**What you need to do**
Reproduce every entry exactly as shown.

**Dataset entries**
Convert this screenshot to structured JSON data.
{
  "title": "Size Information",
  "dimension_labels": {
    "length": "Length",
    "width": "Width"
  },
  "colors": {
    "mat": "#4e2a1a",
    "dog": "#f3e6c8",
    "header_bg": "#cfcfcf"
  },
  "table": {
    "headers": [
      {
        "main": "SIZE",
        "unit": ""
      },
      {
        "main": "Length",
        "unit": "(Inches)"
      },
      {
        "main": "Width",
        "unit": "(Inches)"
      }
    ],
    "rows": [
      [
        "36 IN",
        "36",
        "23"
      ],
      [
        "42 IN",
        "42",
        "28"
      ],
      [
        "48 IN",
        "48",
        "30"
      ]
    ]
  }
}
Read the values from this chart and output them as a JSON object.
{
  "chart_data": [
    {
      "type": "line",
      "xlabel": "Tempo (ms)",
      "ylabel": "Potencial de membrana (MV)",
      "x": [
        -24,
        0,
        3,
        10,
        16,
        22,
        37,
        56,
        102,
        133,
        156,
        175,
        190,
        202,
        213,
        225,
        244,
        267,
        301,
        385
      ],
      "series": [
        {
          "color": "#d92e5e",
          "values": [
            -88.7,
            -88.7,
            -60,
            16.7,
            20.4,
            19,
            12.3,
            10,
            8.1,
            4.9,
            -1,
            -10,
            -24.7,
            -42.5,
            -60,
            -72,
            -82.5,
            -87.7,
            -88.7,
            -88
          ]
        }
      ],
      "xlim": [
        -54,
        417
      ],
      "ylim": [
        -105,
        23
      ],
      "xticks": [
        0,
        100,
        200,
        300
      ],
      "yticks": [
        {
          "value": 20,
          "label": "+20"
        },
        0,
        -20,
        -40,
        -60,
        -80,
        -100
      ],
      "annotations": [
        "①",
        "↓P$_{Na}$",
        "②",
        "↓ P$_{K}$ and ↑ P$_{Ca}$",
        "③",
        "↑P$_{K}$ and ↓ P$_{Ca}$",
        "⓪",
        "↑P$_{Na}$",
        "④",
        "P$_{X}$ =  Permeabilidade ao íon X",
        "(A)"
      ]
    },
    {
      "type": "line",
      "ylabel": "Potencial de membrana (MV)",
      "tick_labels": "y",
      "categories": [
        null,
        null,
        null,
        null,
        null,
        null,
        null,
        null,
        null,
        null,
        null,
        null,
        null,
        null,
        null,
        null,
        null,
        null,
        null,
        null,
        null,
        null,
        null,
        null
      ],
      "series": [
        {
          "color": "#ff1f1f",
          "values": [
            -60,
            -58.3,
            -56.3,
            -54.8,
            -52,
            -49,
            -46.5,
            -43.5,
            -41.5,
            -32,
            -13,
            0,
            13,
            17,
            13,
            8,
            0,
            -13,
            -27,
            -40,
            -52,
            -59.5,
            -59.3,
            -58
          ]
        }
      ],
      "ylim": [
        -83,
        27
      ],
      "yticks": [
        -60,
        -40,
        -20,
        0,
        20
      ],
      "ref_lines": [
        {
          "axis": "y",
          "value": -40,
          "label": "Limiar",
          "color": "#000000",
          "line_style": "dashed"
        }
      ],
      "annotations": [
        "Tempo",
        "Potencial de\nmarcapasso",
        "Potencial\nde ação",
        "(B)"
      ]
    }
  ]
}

**Result for this task**
Convert this screenshot to structured JSON data.
{
  "title": "Size Information",
  "dimension_labels": {
    "length": "Length",
    "width": "Width"
  },
  "colors": {
    "mat": "#4e2a1a",
    "dog": "#f3e6c8",
    "header_bg": "#cfcfcf"
  },
  "table": {
    "headers": [
      {
        "main": "SIZE",
        "unit": ""
      },
      {
        "main": "Length",
        "unit": "(Inches)"
      },
      {
        "main": "Width",
        "unit": "(Inches)"
      }
    ],
    "rows": [
      [
        "36 IN",
        "36",
        "23"
      ],
      [
        "42 IN",
        "42",
        "28"
      ],
      [
        "48 IN",
        "48",
        "30"
      ]
    ]
  }
}
Read the values from this chart and output them as a JSON object.
{
  "chart_data": [
    {
      "type": "line",
      "xlabel": "Tempo (ms)",
      "ylabel": "Potencial de membrana (MV)",
      "x": [
        -24,
        0,
        3,
        10,
        16,
        22,
        37,
        56,
        102,
        133,
        156,
        175,
        190,
        202,
        213,
        225,
        244,
        267,
        301,
        385
      ],
      "series": [
        {
          "color": "#d92e5e",
          "values": [
            -88.7,
            -88.7,
            -60,
            16.7,
            20.4,
            19,
            12.3,
            10,
            8.1,
            4.9,
            -1,
            -10,
            -24.7,
            -42.5,
            -60,
            -72,
            -82.5,
            -87.7,
            -88.7,
            -88
          ]
        }
      ],
      "xlim": [
        -54,
        417
      ],
      "ylim": [
        -105,
        23
      ],
      "xticks": [
        0,
        100,
        200,
        300
      ],
      "yticks": [
        {
          "value": 20,
          "label": "+20"
        },
        0,
        -20,
        -40,
        -60,
        -80,
        -100
      ],
      "annotations": [
        "①",
        "↓P$_{Na}$",
        "②",
        "↓ P$_{K}$ and ↑ P$_{Ca}$",
        "③",
        "↑P$_{K}$ and ↓ P$_{Ca}$",
        "⓪",
        "↑P$_{Na}$",
        "④",
        "P$_{X}$ =  Permeabilidade ao íon X",
        "(A)"
      ]
    },
    {
      "type": "line",
      "ylabel": "Potencial de membrana (MV)",
      "tick_labels": "y",
      "categories": [
        null,
        null,
        null,
        null,
        null,
        null,
        null,
        null,
        null,
        null,
        null,
        null,
        null,
        null,
        null,
        null,
        null,
        null,
        null,
        null,
        null,
        null,
        null,
        null
      ],
      "series": [
        {
          "color": "#ff1f1f",
          "values": [
            -60,
            -58.3,
            -56.3,
            -54.8,
            -52,
            -49,
            -46.5,
            -43.5,
            -41.5,
            -32,
            -13,
            0,
            13,
            17,
            13,
            8,
            0,
            -13,
            -27,
            -40,
            -52,
            -59.5,
            -59.3,
            -58
          ]
        }
      ],
      "ylim": [
        -83,
        27
      ],
      "yticks": [
        -60,
        -40,
        -20,
        0,
        20
      ],
      "ref_lines": [
        {
          "axis": "y",
          "value": -40,
          "label": "Limiar",
          "color": "#000000",
          "line_style": "dashed"
        }
      ],
      "annotations": [
        "Tempo",
        "Potencial de\nmarcapasso",
        "Potencial\nde ação",
        "(B)"
      ]
    }
  ]
}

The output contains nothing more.